What is expected
Retype each entry below exactly as it stands.

---------- Records for the exercise ----------

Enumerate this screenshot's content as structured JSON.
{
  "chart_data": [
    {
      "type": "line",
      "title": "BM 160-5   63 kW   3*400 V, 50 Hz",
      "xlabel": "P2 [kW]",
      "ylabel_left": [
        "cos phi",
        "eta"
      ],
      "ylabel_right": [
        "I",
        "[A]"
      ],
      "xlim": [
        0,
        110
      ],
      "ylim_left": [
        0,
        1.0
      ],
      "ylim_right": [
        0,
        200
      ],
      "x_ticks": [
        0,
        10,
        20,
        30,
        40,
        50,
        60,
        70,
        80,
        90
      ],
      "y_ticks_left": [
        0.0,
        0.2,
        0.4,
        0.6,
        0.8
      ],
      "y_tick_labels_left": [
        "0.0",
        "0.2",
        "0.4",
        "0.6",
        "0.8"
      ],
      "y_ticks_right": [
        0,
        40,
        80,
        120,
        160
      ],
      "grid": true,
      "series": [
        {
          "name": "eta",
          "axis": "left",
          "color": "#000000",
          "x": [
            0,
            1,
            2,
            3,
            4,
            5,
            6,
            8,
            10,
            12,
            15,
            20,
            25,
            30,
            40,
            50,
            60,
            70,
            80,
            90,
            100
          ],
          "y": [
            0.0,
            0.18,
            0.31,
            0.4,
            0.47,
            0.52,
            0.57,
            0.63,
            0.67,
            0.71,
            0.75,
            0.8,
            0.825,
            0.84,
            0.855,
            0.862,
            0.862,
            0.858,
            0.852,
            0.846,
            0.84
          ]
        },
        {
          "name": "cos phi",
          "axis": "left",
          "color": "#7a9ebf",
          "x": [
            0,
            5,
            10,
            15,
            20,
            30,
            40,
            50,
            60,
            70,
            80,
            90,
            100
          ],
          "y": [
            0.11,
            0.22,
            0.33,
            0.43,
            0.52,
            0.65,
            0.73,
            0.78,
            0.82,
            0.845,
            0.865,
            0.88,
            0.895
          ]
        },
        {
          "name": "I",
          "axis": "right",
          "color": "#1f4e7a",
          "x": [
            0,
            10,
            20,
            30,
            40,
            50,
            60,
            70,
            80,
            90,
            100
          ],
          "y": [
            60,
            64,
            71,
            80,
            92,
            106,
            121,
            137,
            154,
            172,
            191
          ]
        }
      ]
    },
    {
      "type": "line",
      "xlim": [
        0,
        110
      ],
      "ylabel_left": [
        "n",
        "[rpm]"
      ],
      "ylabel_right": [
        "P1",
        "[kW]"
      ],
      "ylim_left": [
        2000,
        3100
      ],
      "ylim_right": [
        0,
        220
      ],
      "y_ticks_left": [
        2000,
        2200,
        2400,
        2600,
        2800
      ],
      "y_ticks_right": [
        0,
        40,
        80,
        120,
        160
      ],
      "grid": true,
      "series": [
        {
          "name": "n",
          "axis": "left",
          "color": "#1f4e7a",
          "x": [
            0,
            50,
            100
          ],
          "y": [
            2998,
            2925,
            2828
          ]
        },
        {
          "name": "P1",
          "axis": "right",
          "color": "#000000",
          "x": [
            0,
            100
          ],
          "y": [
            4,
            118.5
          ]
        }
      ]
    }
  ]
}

----------

Exercise answer
Enumerate this screenshot's content as structured JSON.
{
  "chart_data": [
    {
      "type": "line",
      "title": "BM 160-5   63 kW   3*400 V, 50 Hz",
      "xlabel": "P2 [kW]",
      "ylabel_left": [
        "cos phi",
        "eta"
      ],
      "ylabel_right": [
        "I",
        "[A]"
      ],
      "xlim": [
        0,
        110
      ],
      "ylim_left": [
        0,
        1.0
      ],
      "ylim_right": [
        0,
        200
      ],
      "x_ticks": [
        0,
        10,
        20,
        30,
        40,
        50,
        60,
        70,
        80,
        90
      ],
      "y_ticks_left": [
        0.0,
        0.2,
        0.4,
        0.6,
        0.8
      ],
      "y_tick_labels_left": [
        "0.0",
        "0.2",
        "0.4",
        "0.6",
        "0.8"
      ],
      "y_ticks_right": [
        0,
        40,
        80,
        120,
        160
      ],
      "grid": true,
      "series": [
        {
          "name": "eta",
          "axis": "left",
          "color": "#000000",
          "x": [
            0,
            1,
            2,
            3,
            4,
            5,
            6,
            8,
            10,
            12,
            15,
            20,
            25,
            30,
            40,
            50,
            60,
            70,
            80,
            90,
            100
          ],
          "y": [
            0.0,
            0.18,
            0.31,
            0.4,
            0.47,
            0.52,
            0.57,
            0.63,
            0.67,
            0.71,
            0.75,
            0.8,
            0.825,
            0.84,
            0.855,
            0.862,
            0.862,
            0.858,
            0.852,
            0.846,
            0.84
          ]
        },
        {
          "name": "cos phi",
          "axis": "left",
          "color": "#7a9ebf",
          "x": [
            0,
            5,
            10,
            15,
            20,
            30,
            40,
            50,
            60,
            70,
            80,
            90,
            100
          ],
          "y": [
            0.11,
            0.22,
            0.33,
            0.43,
            0.52,
            0.65,
            0.73,
            0.78,
            0.82,
            0.845,
            0.865,
            0.88,
            0.895
          ]
        },
        {
          "name": "I",
          "axis": "right",
          "color": "#1f4e7a",
          "x": [
            0,
            10,
            20,
            30,
            40,
            50,
            60,
            70,
            80,
            90,
            100
          ],
          "y": [
            60,
            64,
            71,
            80,
            92,
            106,
            121,
            137,
            154,
            172,
            191
          ]
        }
      ]
    },
    {
      "type": "line",
      "xlim": [
        0,
        110
      ],
      "ylabel_left": [
        "n",
        "[rpm]"
      ],
      "ylabel_right": [
        "P1",
        "[kW]"
      ],
      "ylim_left": [
        2000,
        3100
      ],
      "ylim_right": [
        0,
        220
      ],
      "y_ticks_left": [
        2000,
        2200,
        2400,
        2600,
        2800
      ],
      "y_ticks_right": [
        0,
        40,
        80,
        120,
        160
      ],
      "grid": true,
      "series": [
        {
          "name": "n",
          "axis": "left",
          "color": "#1f4e7a",
          "x": [
            0,
            50,
            100
          ],
          "y": [
            2998,
            2925,
            2828
          ]
        },
        {
          "name": "P1",
          "axis": "right",
          "color": "#000000",
          "x": [
            0,
            100
          ],
          "y": [
            4,
            118.5
          ]
        }
      ]
    }
  ]
}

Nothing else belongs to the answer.